• Work required
Find and copy every line in the records that includes the string "tijden".

[Collection entries]
::::::::
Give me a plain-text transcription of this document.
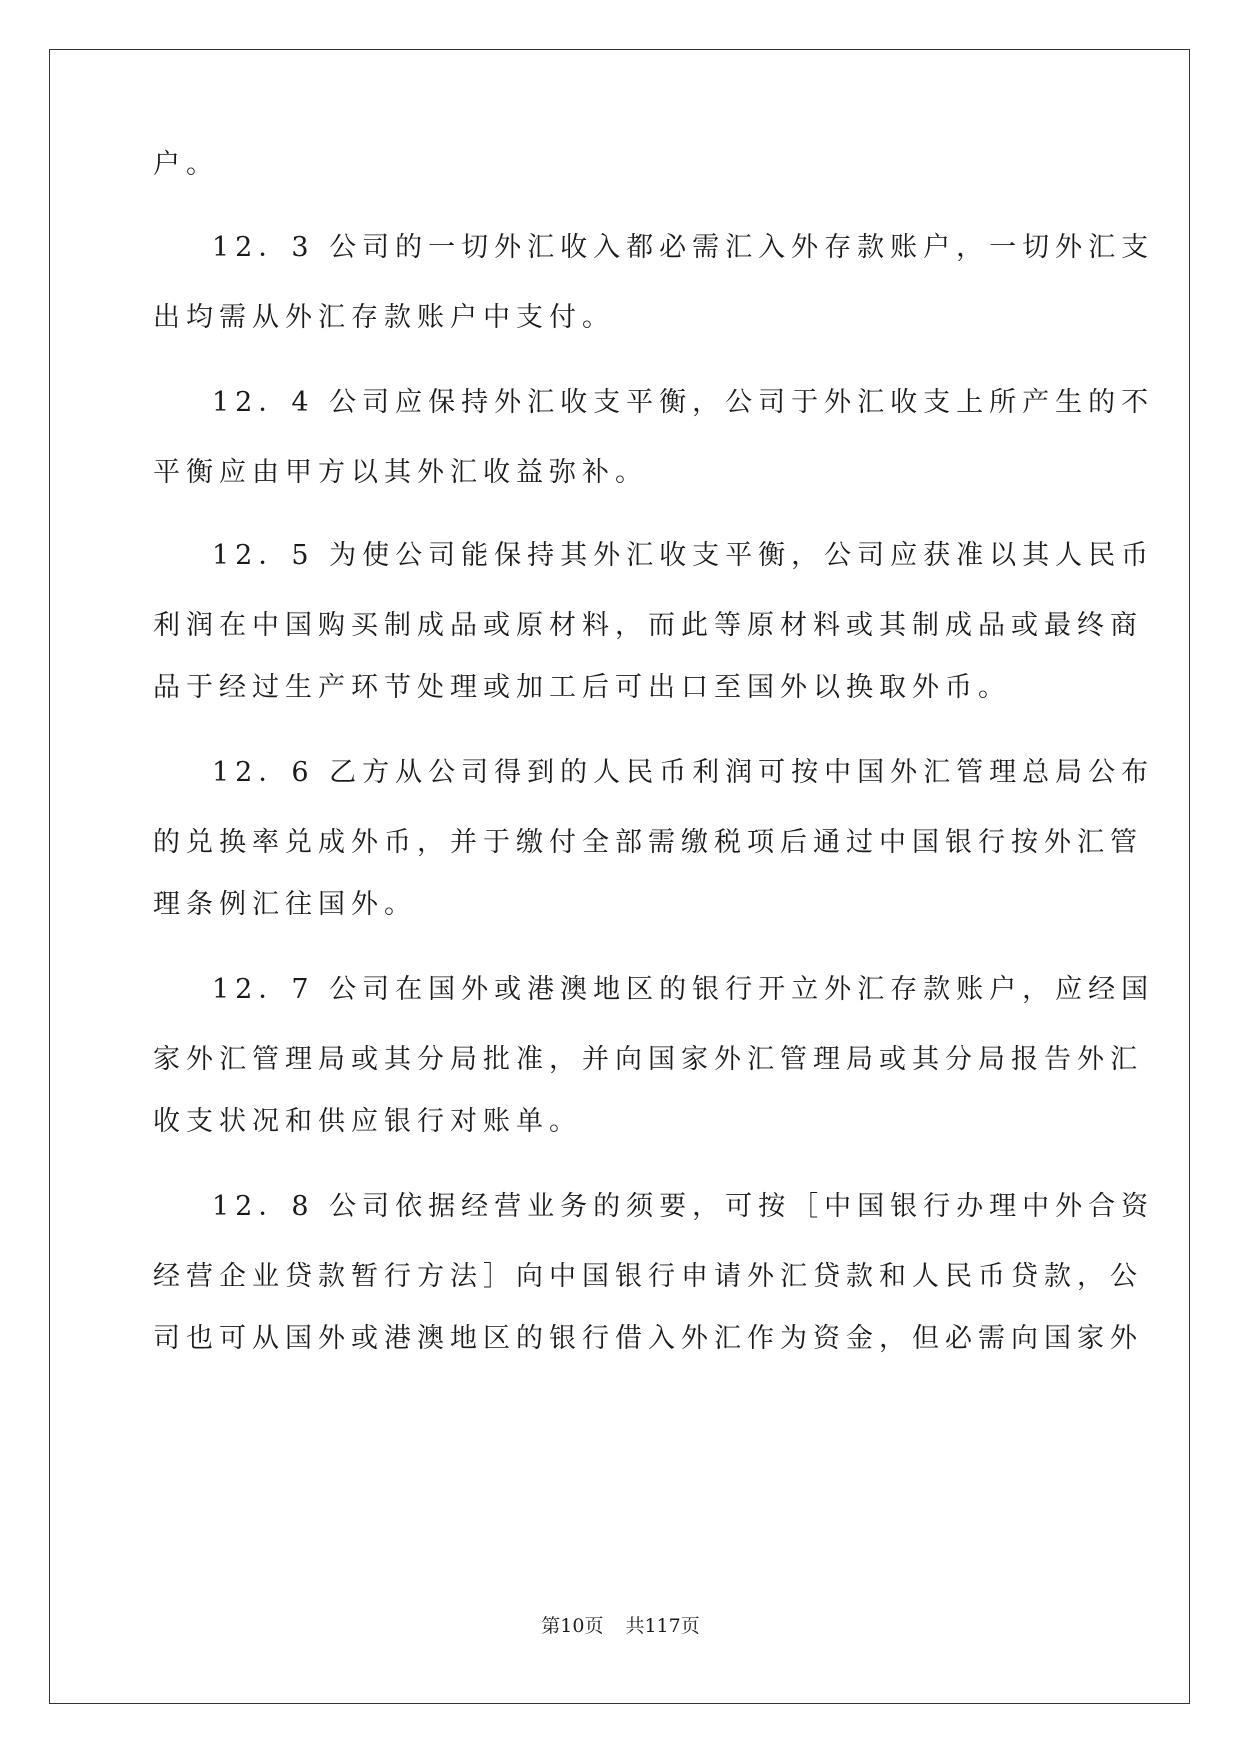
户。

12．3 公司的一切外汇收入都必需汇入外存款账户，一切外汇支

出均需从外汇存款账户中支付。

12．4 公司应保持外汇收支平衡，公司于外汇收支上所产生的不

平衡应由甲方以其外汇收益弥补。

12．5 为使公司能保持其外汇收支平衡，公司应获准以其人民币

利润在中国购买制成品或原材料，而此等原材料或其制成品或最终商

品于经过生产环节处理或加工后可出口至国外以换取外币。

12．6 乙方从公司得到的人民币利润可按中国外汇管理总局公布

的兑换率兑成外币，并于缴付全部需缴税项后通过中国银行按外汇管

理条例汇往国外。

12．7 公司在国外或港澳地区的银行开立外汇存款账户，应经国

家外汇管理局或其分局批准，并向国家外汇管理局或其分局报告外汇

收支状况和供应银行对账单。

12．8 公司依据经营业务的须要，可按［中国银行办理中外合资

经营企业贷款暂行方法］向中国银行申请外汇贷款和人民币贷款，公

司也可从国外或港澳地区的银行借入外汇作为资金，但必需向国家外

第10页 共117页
::::::::
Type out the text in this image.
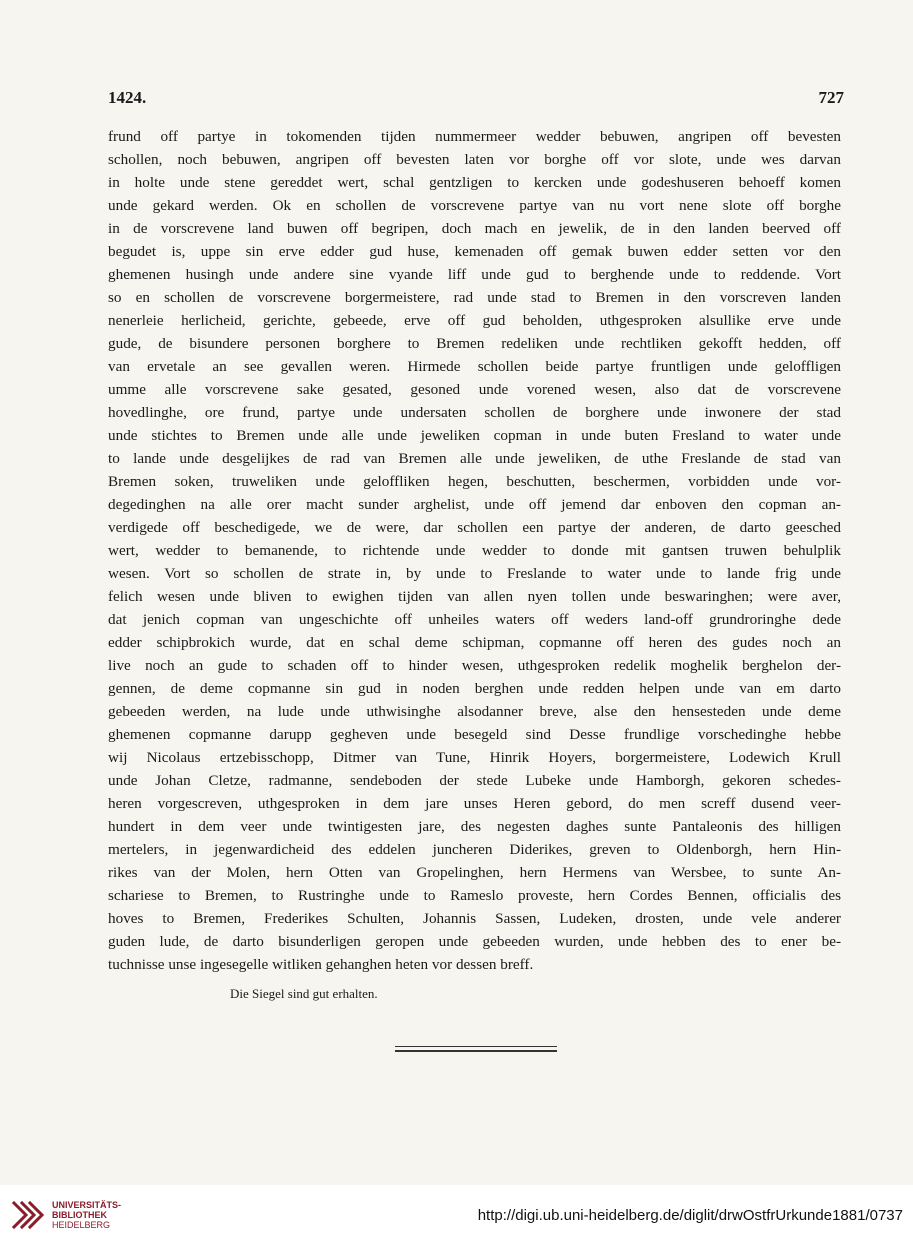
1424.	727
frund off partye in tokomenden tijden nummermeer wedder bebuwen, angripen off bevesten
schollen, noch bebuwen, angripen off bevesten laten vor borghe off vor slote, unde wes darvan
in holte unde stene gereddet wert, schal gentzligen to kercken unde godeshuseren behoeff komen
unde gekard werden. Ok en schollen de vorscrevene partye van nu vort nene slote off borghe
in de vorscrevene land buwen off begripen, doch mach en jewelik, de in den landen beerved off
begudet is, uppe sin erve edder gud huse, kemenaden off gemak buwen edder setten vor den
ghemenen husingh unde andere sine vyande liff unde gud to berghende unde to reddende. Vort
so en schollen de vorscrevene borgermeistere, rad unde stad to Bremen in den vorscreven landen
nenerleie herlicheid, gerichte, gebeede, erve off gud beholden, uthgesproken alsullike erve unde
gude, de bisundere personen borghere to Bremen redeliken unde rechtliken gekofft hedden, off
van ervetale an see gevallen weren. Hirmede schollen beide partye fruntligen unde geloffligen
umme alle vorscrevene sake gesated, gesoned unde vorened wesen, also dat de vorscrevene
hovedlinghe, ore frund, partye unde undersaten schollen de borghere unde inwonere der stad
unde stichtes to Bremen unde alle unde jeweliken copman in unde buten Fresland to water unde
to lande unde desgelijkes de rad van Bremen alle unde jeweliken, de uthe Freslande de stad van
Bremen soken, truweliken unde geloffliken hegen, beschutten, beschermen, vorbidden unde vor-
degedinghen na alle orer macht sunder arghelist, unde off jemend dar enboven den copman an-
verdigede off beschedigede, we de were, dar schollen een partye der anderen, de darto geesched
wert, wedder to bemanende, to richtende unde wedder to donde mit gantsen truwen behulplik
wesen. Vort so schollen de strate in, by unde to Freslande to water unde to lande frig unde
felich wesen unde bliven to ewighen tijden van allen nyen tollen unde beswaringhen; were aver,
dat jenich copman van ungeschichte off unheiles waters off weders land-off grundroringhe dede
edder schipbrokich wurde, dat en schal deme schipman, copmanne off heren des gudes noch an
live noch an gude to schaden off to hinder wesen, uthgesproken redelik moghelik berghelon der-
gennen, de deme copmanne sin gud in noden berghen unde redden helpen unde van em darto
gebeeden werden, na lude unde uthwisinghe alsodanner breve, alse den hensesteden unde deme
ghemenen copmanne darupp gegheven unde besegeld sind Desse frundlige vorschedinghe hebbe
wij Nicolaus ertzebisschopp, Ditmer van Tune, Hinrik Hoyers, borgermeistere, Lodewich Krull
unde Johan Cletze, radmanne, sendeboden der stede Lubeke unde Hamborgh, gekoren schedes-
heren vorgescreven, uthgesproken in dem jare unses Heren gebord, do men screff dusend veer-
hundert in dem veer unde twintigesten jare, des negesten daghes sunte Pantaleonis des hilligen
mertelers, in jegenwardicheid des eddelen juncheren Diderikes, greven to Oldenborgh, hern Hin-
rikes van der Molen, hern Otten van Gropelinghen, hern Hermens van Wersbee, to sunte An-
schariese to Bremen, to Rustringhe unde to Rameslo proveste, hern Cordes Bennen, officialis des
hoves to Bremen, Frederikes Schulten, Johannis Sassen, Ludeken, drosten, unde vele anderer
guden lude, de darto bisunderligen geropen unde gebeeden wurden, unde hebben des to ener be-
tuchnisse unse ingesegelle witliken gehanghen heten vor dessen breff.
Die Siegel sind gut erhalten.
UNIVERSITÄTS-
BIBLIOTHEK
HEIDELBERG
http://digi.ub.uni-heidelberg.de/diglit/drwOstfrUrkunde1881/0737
::::::::
• Result of this exercise
frund off partye in tokomenden tijden nummermeer wedder bebuwen, angripen off bevesten
felich wesen unde bliven to ewighen tijden van allen nyen tollen unde beswaringhen; were aver,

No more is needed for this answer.